■ **WRITTEN INSTRUCTION**
From the line containing "Enumerate this chart's" through the last line of the entries, output the text exactly. Pictures stay out.

[Begin TASK INPUTS]

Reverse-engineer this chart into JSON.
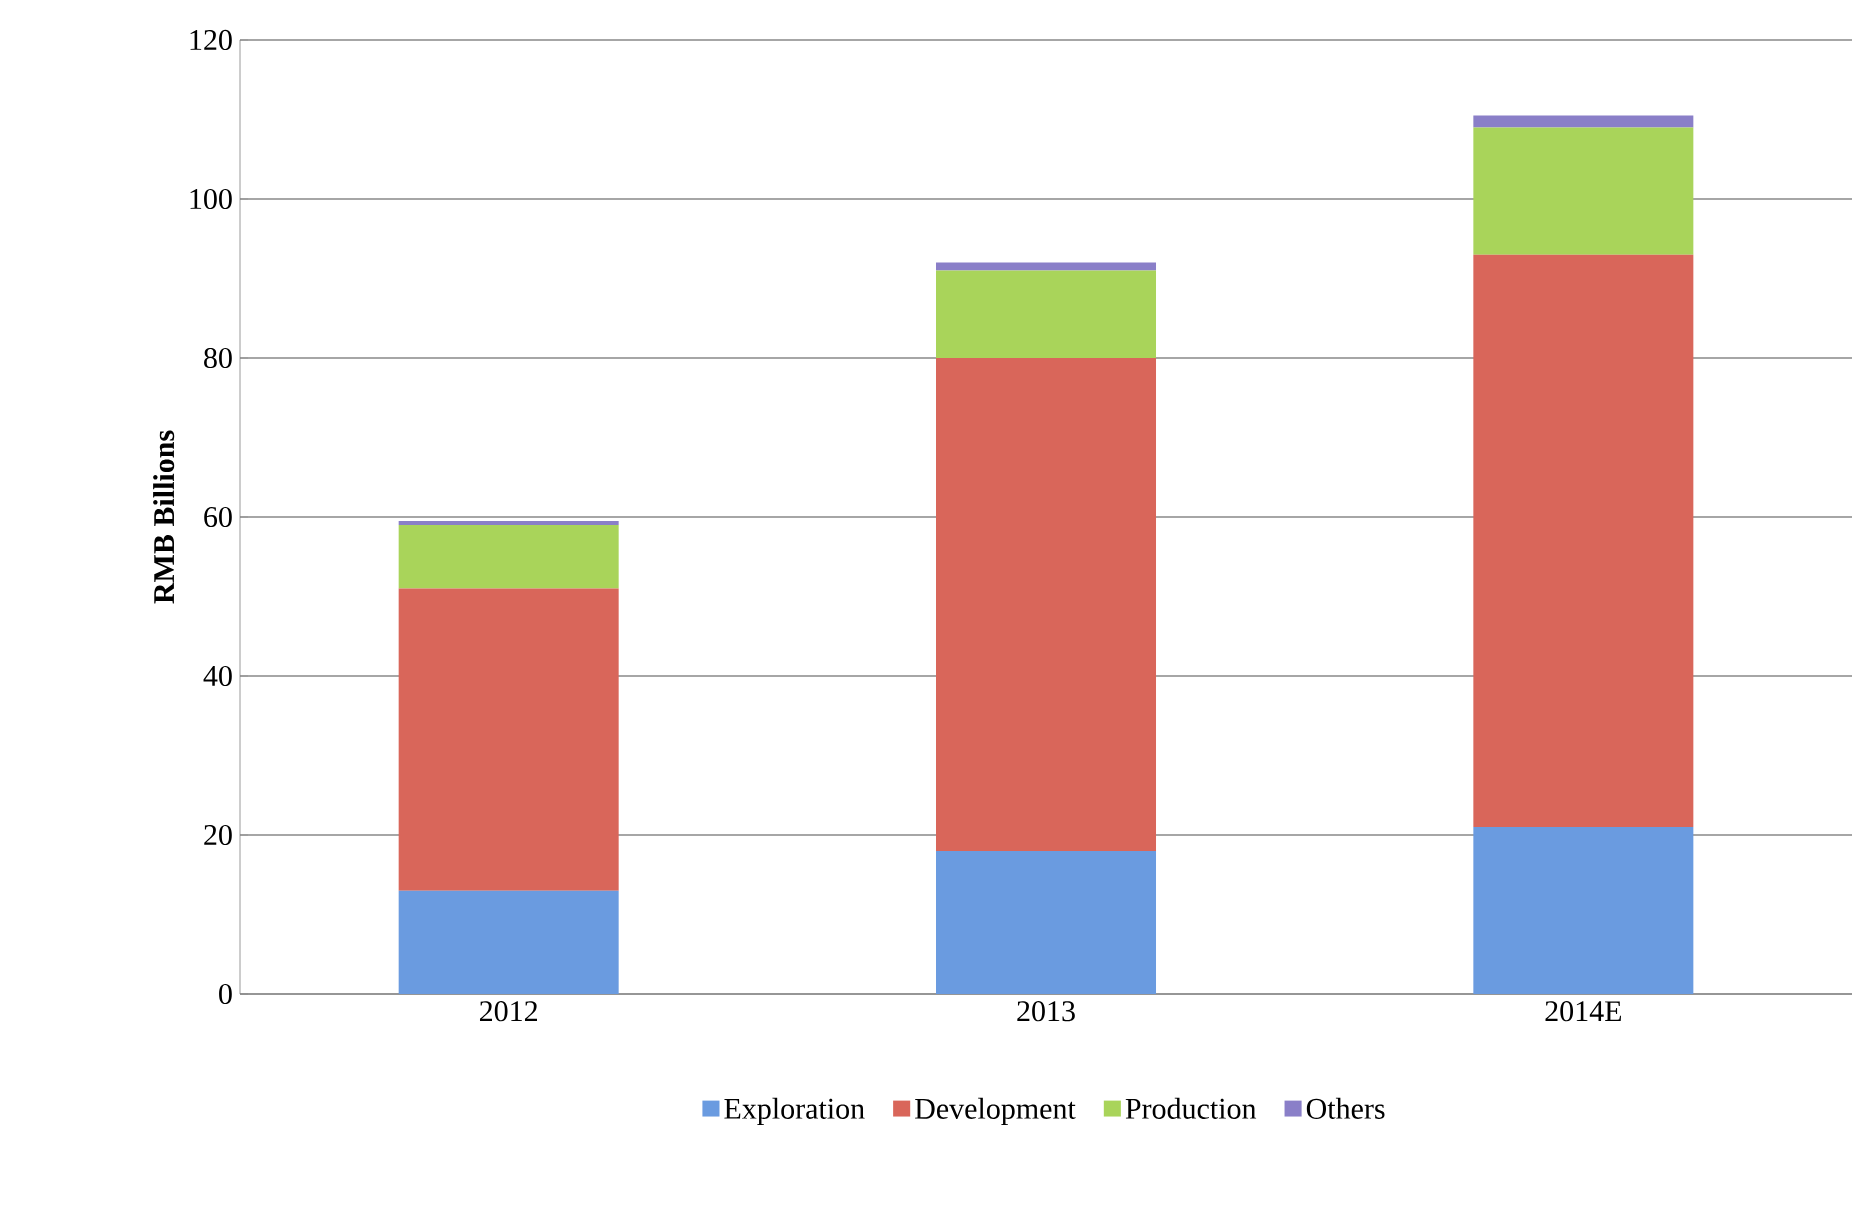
{
  "chart_data": {
    "type": "bar",
    "stacked": true,
    "ylabel": "RMB Billions",
    "categories": [
      "2012",
      "2013",
      "2014E"
    ],
    "series": [
      {
        "name": "Exploration",
        "color": "#6a9be0",
        "values": [
          13,
          18,
          21
        ]
      },
      {
        "name": "Development",
        "color": "#d9665a",
        "values": [
          38,
          62,
          72
        ]
      },
      {
        "name": "Production",
        "color": "#a9d45a",
        "values": [
          8,
          11,
          16
        ]
      },
      {
        "name": "Others",
        "color": "#8a7fc8",
        "values": [
          0.5,
          1,
          1.5
        ]
      }
    ],
    "ylim": [
      0,
      120
    ],
    "yticks": [
      0,
      20,
      40,
      60,
      80,
      100,
      120
    ],
    "grid": "y",
    "legend": "bottom"
  }
}
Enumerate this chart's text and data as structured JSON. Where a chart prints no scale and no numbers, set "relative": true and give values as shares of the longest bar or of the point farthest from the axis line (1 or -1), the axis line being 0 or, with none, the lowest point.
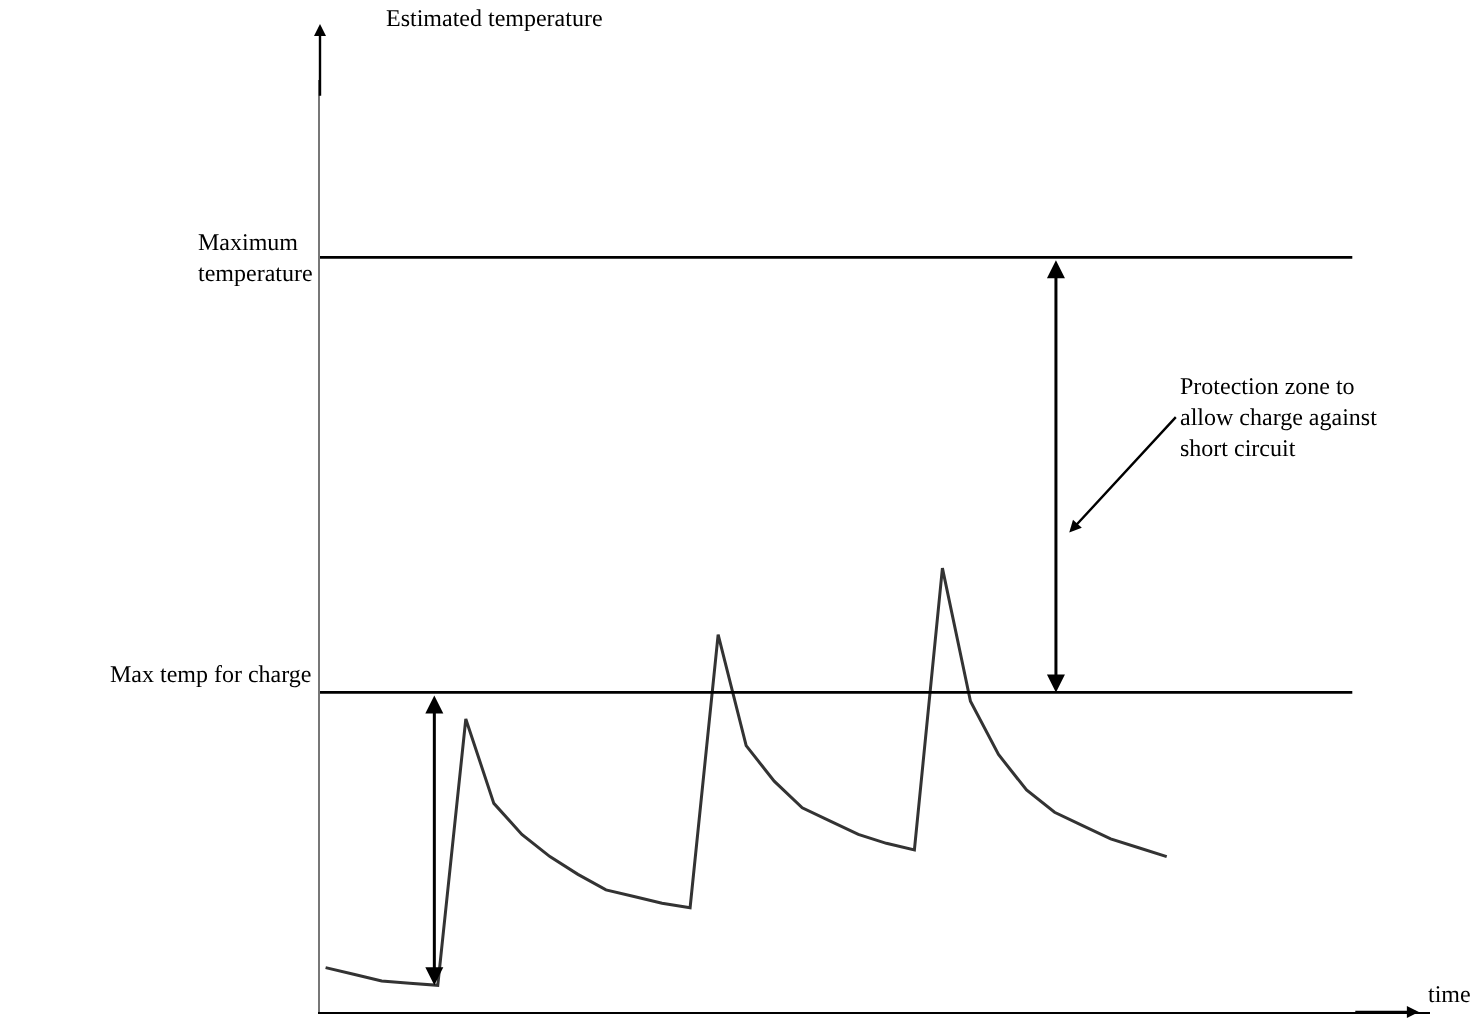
{
  "chart_data": {
    "type": "line",
    "relative": true,
    "categories": [
      null,
      null,
      null,
      null,
      null,
      null,
      null,
      null,
      null,
      null,
      null,
      null,
      null,
      null,
      null,
      null,
      null,
      null,
      null,
      null,
      null,
      null,
      null,
      null,
      null,
      null,
      null,
      null,
      null,
      null,
      null
    ],
    "series": [
      {
        "color": "#333333",
        "values": [
          0.1,
          0.085,
          0.07,
          0.065,
          0.06,
          0.66,
          0.47,
          0.4,
          0.35,
          0.31,
          0.275,
          0.26,
          0.245,
          0.235,
          0.85,
          0.6,
          0.52,
          0.46,
          0.43,
          0.4,
          0.38,
          0.365,
          1.0,
          0.7,
          0.58,
          0.5,
          0.45,
          0.42,
          0.39,
          0.37,
          0.35
        ]
      }
    ],
    "ref_lines": [
      {
        "axis": "y",
        "value": 1.7,
        "label": "Maximum temperature",
        "color": "#000000"
      },
      {
        "axis": "y",
        "value": 0.72,
        "label": "Max temp for charge",
        "color": "#000000"
      }
    ],
    "annotations": [
      "Estimated temperature",
      "time",
      "Protection zone to allow charge against short circuit"
    ],
    "line_style": "solid",
    "marker": "none"
  }
}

[End TASK INPUTS]

■ **THE RESPONSE**
Enumerate this chart's text and data as structured JSON. Where a chart prints no scale and no numbers, set "relative": true and give values as shares of the longest bar or of the point farthest from the axis line (1 or -1), the axis line being 0 or, with none, the lowest point.
{
  "chart_data": {
    "type": "line",
    "relative": true,
    "categories": [
      null,
      null,
      null,
      null,
      null,
      null,
      null,
      null,
      null,
      null,
      null,
      null,
      null,
      null,
      null,
      null,
      null,
      null,
      null,
      null,
      null,
      null,
      null,
      null,
      null,
      null,
      null,
      null,
      null,
      null,
      null
    ],
    "series": [
      {
        "color": "#333333",
        "values": [
          0.1,
          0.085,
          0.07,
          0.065,
          0.06,
          0.66,
          0.47,
          0.4,
          0.35,
          0.31,
          0.275,
          0.26,
          0.245,
          0.235,
          0.85,
          0.6,
          0.52,
          0.46,
          0.43,
          0.4,
          0.38,
          0.365,
          1.0,
          0.7,
          0.58,
          0.5,
          0.45,
          0.42,
          0.39,
          0.37,
          0.35
        ]
      }
    ],
    "ref_lines": [
      {
        "axis": "y",
        "value": 1.7,
        "label": "Maximum temperature",
        "color": "#000000"
      },
      {
        "axis": "y",
        "value": 0.72,
        "label": "Max temp for charge",
        "color": "#000000"
      }
    ],
    "annotations": [
      "Estimated temperature",
      "time",
      "Protection zone to allow charge against short circuit"
    ],
    "line_style": "solid",
    "marker": "none"
  }
}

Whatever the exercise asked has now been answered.